● Work to do: Please copy the material below, everything from the line containing "Localize each UI" down to the line containing "- dress-individual-top-1: 흰색/검정색: [303, 364, 364, 378]", including both of those lines. Leave any pictures out of your copy.

● Information given:
============
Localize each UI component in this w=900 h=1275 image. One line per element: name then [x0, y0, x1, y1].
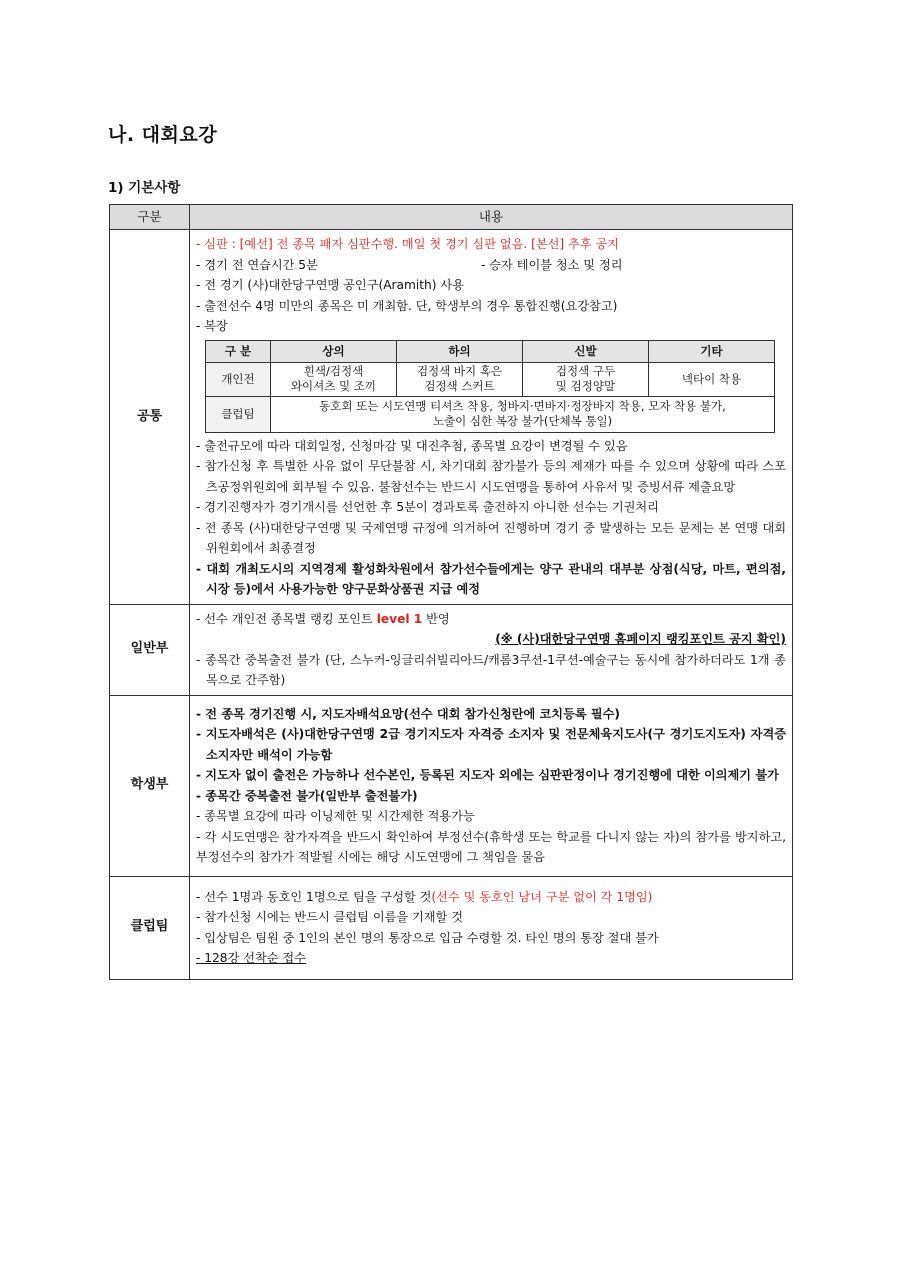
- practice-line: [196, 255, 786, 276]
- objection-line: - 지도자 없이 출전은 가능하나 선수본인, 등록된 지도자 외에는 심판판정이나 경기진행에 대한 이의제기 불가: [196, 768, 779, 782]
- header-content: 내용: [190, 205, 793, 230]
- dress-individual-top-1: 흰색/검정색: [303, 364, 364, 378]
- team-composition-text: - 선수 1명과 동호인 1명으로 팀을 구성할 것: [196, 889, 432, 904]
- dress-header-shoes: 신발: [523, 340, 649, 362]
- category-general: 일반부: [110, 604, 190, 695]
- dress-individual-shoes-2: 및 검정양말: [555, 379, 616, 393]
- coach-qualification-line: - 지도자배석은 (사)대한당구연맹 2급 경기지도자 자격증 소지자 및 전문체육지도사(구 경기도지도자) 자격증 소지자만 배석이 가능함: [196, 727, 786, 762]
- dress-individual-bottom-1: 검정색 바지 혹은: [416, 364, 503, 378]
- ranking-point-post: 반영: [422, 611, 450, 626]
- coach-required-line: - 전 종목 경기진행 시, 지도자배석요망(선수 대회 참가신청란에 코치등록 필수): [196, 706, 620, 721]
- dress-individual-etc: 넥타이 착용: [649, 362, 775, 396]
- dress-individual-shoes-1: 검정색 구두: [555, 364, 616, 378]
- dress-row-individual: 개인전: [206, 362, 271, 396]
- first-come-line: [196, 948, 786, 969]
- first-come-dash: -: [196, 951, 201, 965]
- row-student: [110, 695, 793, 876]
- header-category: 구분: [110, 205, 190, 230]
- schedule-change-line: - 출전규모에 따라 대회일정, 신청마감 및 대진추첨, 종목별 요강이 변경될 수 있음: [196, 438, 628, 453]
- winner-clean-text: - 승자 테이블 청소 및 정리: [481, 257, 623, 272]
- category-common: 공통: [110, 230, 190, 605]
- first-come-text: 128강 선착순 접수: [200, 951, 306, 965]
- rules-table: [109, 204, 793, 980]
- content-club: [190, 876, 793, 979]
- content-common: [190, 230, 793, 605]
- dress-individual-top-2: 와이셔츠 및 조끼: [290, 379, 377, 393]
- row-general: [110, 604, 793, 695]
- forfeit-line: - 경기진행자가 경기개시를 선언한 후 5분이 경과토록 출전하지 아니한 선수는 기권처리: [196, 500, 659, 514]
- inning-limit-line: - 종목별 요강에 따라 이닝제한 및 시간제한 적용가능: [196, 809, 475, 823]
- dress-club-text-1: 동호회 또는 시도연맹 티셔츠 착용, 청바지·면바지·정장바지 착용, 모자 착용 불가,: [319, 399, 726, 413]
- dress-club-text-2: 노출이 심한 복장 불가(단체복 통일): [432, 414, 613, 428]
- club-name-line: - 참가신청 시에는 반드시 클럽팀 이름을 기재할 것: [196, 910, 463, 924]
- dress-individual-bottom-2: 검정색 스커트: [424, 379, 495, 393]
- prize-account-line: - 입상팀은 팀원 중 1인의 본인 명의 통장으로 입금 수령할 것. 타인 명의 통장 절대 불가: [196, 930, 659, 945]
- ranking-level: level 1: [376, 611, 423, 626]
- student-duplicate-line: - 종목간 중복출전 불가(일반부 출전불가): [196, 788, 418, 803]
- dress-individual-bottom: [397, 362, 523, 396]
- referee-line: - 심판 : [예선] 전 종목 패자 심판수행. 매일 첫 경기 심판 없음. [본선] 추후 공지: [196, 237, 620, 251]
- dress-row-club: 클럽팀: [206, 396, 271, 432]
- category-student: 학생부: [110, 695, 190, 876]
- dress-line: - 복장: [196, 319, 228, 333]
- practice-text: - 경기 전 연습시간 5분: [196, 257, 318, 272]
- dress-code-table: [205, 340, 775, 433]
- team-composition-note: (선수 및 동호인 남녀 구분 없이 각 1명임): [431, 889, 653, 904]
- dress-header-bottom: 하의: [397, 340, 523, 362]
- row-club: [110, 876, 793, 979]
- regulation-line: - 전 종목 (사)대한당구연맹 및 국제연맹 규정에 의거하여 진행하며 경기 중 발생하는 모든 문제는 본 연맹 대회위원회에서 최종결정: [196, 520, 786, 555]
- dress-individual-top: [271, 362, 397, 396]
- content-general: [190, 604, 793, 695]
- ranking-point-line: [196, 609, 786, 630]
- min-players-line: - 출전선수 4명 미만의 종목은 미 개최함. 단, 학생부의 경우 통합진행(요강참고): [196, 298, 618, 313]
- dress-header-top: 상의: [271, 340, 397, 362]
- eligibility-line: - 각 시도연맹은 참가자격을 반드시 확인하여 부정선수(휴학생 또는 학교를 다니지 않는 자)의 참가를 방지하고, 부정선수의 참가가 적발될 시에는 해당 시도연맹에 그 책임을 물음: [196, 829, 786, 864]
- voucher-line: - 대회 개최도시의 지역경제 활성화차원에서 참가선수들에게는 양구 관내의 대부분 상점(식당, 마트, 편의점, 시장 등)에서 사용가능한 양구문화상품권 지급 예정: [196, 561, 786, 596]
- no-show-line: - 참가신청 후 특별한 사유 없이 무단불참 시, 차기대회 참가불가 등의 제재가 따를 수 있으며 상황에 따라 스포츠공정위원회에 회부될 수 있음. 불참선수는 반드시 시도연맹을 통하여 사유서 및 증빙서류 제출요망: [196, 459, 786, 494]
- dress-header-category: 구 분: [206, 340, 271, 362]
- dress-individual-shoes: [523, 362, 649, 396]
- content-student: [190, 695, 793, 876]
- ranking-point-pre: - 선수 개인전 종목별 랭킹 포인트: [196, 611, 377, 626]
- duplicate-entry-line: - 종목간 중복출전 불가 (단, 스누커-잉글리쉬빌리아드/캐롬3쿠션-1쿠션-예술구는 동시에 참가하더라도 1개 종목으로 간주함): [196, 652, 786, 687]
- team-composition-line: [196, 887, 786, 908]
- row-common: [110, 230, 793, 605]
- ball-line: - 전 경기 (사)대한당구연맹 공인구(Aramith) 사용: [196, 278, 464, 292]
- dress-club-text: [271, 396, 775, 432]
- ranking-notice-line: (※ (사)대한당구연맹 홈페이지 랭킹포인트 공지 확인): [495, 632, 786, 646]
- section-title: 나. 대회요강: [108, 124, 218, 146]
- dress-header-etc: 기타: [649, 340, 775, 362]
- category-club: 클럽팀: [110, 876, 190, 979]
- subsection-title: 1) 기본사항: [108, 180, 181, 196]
============
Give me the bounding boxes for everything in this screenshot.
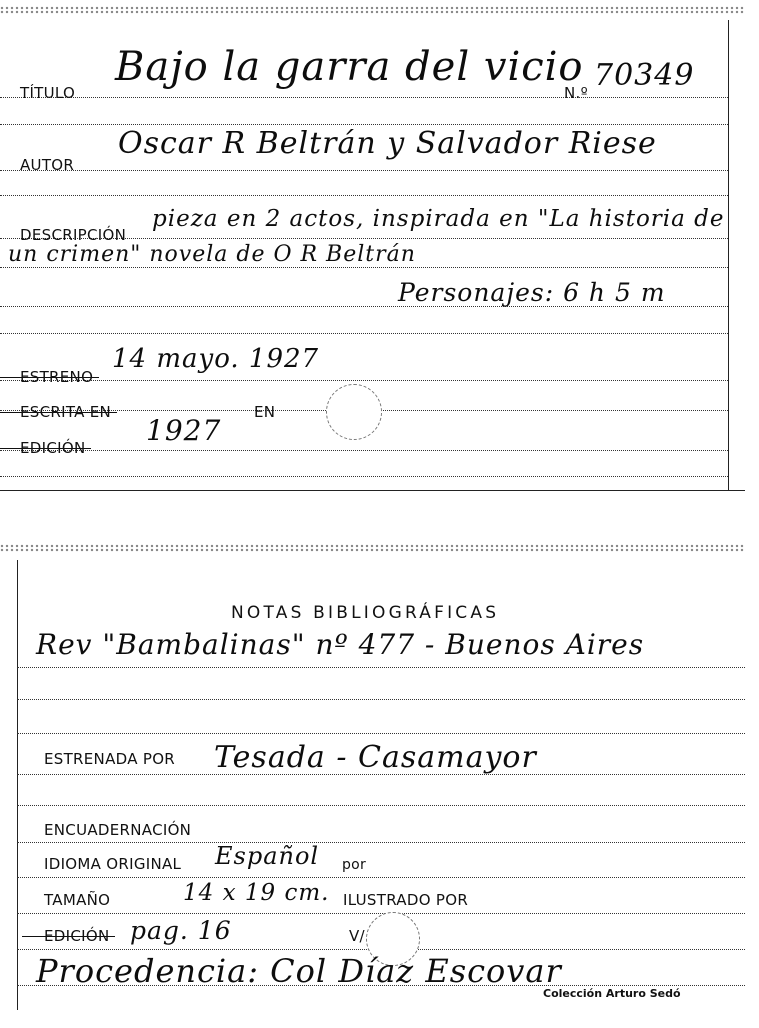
============
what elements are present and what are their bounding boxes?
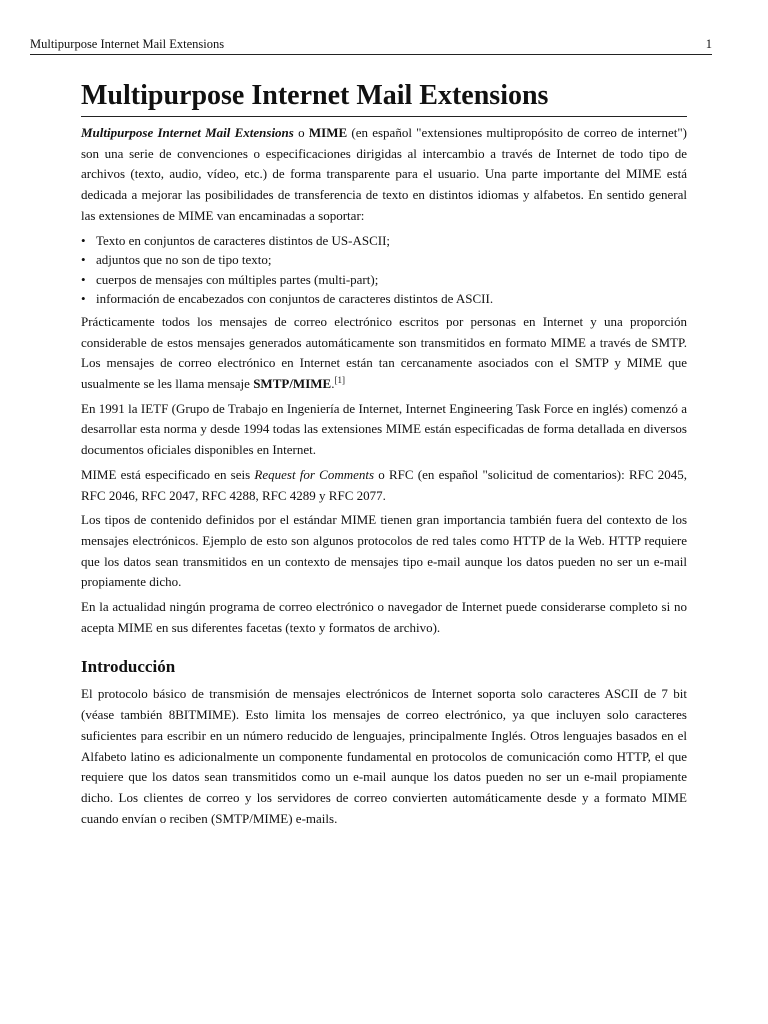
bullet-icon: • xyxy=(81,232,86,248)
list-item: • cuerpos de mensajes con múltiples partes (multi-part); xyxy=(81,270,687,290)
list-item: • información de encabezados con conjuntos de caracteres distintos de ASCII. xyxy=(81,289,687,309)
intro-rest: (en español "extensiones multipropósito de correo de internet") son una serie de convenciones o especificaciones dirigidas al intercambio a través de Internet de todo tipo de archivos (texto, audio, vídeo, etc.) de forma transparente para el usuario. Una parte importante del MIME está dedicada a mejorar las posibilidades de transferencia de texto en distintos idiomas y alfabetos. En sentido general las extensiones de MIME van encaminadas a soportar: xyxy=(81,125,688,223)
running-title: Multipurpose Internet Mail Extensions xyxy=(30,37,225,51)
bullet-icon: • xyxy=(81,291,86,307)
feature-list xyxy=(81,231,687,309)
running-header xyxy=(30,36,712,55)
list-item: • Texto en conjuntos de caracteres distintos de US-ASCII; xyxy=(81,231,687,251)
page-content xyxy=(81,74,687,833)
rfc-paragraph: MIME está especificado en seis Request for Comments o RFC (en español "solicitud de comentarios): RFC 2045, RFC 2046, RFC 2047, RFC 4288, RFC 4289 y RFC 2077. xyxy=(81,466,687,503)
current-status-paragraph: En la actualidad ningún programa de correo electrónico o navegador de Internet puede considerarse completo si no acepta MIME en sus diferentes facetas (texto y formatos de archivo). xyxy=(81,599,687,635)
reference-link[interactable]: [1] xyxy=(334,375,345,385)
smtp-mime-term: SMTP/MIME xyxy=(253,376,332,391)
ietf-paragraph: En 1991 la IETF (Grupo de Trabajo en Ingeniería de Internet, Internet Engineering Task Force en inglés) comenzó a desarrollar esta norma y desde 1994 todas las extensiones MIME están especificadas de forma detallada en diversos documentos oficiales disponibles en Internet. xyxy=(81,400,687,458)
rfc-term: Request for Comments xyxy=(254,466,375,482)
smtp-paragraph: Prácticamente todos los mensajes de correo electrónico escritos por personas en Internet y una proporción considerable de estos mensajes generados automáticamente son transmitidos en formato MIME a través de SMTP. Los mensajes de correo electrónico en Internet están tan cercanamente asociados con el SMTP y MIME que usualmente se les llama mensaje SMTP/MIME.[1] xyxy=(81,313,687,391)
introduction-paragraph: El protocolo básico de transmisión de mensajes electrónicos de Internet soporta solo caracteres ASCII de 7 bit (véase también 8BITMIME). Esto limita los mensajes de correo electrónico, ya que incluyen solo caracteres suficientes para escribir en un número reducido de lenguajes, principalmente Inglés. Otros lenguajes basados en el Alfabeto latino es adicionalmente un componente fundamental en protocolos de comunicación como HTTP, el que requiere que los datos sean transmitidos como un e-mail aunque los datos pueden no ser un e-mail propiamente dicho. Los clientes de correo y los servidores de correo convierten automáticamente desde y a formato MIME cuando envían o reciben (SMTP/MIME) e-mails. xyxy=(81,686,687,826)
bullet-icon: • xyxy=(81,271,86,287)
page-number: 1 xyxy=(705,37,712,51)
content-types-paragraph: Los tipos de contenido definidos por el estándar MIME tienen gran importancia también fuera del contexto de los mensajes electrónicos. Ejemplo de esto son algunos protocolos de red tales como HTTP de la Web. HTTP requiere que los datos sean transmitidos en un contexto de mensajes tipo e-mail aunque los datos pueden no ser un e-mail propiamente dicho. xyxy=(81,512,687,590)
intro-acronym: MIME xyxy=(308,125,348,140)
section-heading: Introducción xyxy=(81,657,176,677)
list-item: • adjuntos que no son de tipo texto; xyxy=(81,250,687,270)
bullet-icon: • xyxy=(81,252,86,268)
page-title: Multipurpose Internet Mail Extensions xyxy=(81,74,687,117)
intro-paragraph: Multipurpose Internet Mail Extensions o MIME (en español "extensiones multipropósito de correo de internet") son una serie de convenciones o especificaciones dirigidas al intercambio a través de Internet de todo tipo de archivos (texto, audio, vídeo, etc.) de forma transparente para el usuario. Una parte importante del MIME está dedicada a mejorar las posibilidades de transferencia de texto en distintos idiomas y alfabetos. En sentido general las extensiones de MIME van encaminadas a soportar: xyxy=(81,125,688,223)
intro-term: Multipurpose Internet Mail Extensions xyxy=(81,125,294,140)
============
● Full answer:
Localize each UI component in this w=900 h=1275 image. One line per element: name then [x0, y0, x1, y1].
- practice-line: [196, 255, 786, 276]
- objection-line: - 지도자 없이 출전은 가능하나 선수본인, 등록된 지도자 외에는 심판판정이나 경기진행에 대한 이의제기 불가: [196, 768, 779, 782]
- header-content: 내용: [190, 205, 793, 230]
- dress-individual-top-1: 흰색/검정색: [303, 364, 364, 378]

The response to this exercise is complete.